What you have to do:
All the data below goes into the copy word for word, but the pictures don't.

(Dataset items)
________
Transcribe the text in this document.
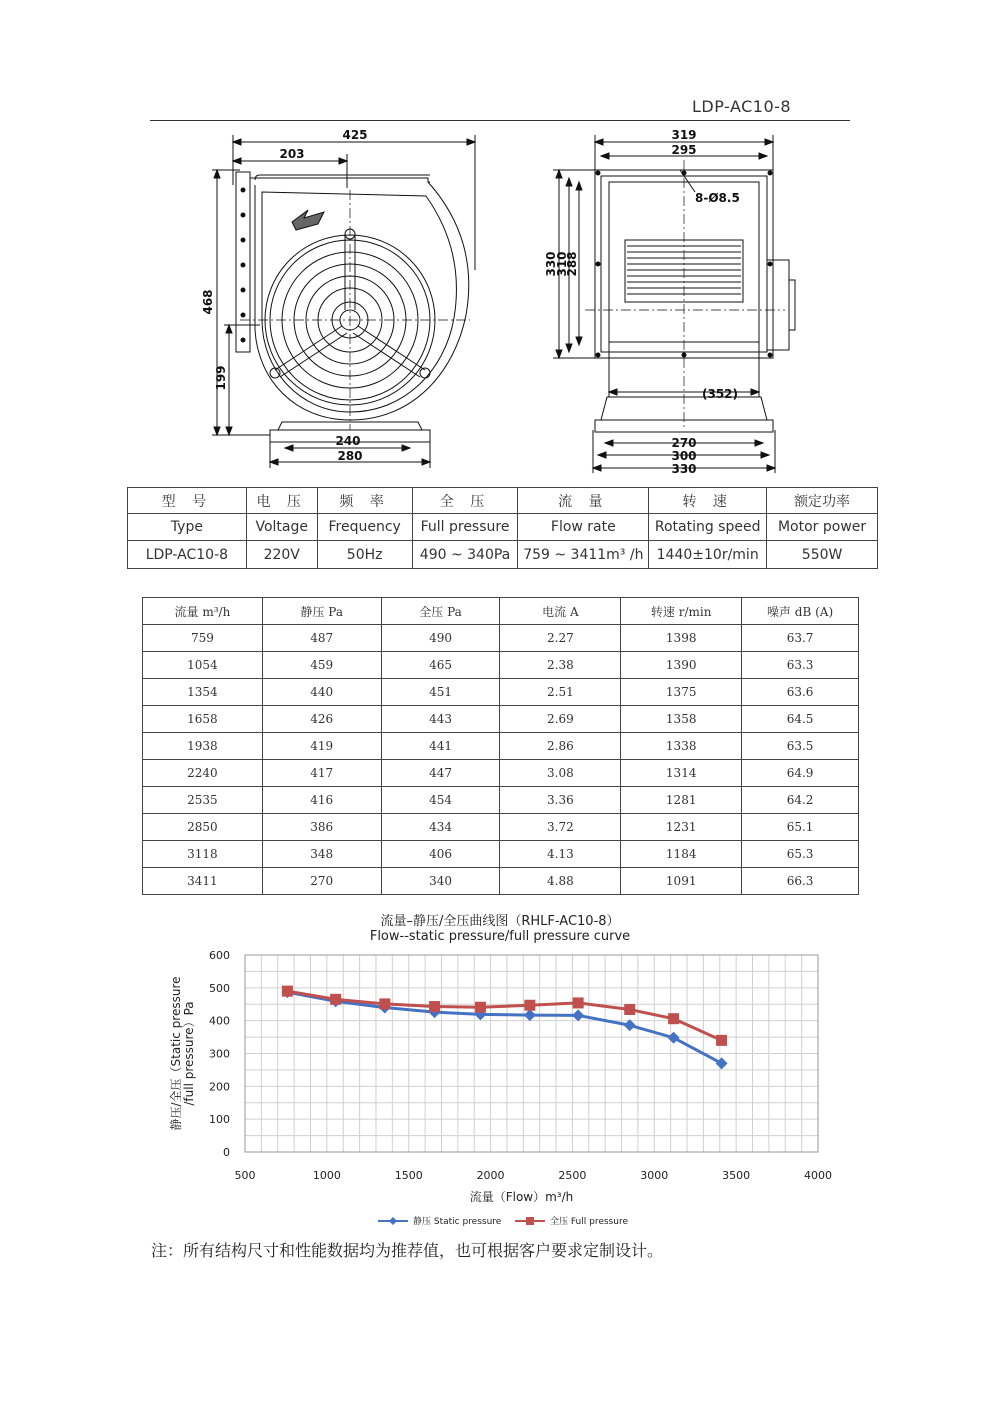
LDP-AC10-8
425
203
468
199
240
280
319
295
8-Ø8.5
330
310
288
(352)
270
300
330
型 号	电 压	频 率	全 压	流 量	转 速	额定功率
Type	Voltage	Frequency	Full pressure	Flow rate	Rotating speed	Motor power
LDP-AC10-8	220V	50Hz	490 ~ 340Pa	759 ~ 3411m³ /h	1440±10r/min	550W
流量 m³/h	静压 Pa	全压 Pa	电流 A	转速 r/min	噪声 dB (A)
759	487	490	2.27	1398	63.7
1054	459	465	2.38	1390	63.3
1354	440	451	2.51	1375	63.6
1658	426	443	2.69	1358	64.5
1938	419	441	2.86	1338	63.5
2240	417	447	3.08	1314	64.9
2535	416	454	3.36	1281	64.2
2850	386	434	3.72	1231	65.1
3118	348	406	4.13	1184	65.3
3411	270	340	4.88	1091	66.3
流量–静压/全压曲线图（RHLF-AC10-8）
Flow--static pressure/full pressure curve
0
100
200
300
400
500
600
500	1000	1500	2000	2500	3000	3500	4000
流量（Flow）m³/h
静压/全压（Static pressure /full pressure）Pa
静压 Static pressure	全压 Full pressure
注：所有结构尺寸和性能数据均为推荐值，也可根据客户要求定制设计。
________
Written response:
Transcribe the text in this document.
LDP-AC10-8
425
203
468
199
240
280
319
295
8-Ø8.5
330
310
288
(352)
270
300
330
型 号	电 压	频 率	全 压	流 量	转 速	额定功率
Type	Voltage	Frequency	Full pressure	Flow rate	Rotating speed	Motor power
LDP-AC10-8	220V	50Hz	490 ~ 340Pa	759 ~ 3411m³ /h	1440±10r/min	550W
流量 m³/h	静压 Pa	全压 Pa	电流 A	转速 r/min	噪声 dB (A)
759	487	490	2.27	1398	63.7
1054	459	465	2.38	1390	63.3
1354	440	451	2.51	1375	63.6
1658	426	443	2.69	1358	64.5
1938	419	441	2.86	1338	63.5
2240	417	447	3.08	1314	64.9
2535	416	454	3.36	1281	64.2
2850	386	434	3.72	1231	65.1
3118	348	406	4.13	1184	65.3
3411	270	340	4.88	1091	66.3
流量–静压/全压曲线图（RHLF-AC10-8）
Flow--static pressure/full pressure curve
0
100
200
300
400
500
600
500	1000	1500	2000	2500	3000	3500	4000
流量（Flow）m³/h
静压/全压（Static pressure /full pressure）Pa
静压 Static pressure	全压 Full pressure
注：所有结构尺寸和性能数据均为推荐值，也可根据客户要求定制设计。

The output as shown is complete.